• Task details
Could you transcribe every record below exactly as written, leaving out any pictures?

= = = = = = =

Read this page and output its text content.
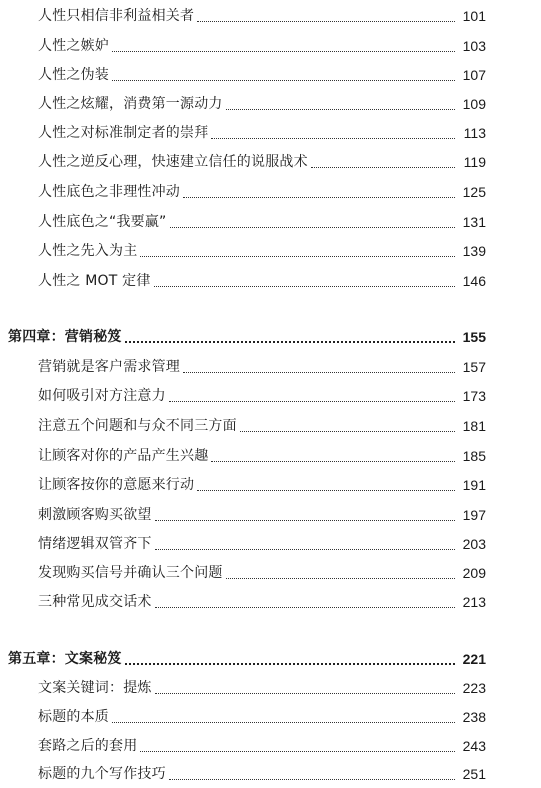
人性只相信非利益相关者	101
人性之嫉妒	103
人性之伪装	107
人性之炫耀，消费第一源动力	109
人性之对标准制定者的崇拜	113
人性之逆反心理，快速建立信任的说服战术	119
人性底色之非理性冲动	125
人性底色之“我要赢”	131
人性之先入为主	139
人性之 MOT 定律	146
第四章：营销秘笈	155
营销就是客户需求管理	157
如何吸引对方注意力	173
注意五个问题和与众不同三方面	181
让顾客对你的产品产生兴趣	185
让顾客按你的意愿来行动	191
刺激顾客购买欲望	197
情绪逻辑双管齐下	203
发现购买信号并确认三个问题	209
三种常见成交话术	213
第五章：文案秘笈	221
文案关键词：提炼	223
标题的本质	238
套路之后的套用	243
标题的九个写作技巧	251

= = = = = = =

• Complete response
Read this page and output its text content.
人性只相信非利益相关者	101
人性之嫉妒	103
人性之伪装	107
人性之炫耀，消费第一源动力	109
人性之对标准制定者的崇拜	113
人性之逆反心理，快速建立信任的说服战术	119
人性底色之非理性冲动	125
人性底色之“我要赢”	131
人性之先入为主	139
人性之 MOT 定律	146
第四章：营销秘笈	155
营销就是客户需求管理	157
如何吸引对方注意力	173
注意五个问题和与众不同三方面	181
让顾客对你的产品产生兴趣	185
让顾客按你的意愿来行动	191
刺激顾客购买欲望	197
情绪逻辑双管齐下	203
发现购买信号并确认三个问题	209
三种常见成交话术	213
第五章：文案秘笈	221
文案关键词：提炼	223
标题的本质	238
套路之后的套用	243
标题的九个写作技巧	251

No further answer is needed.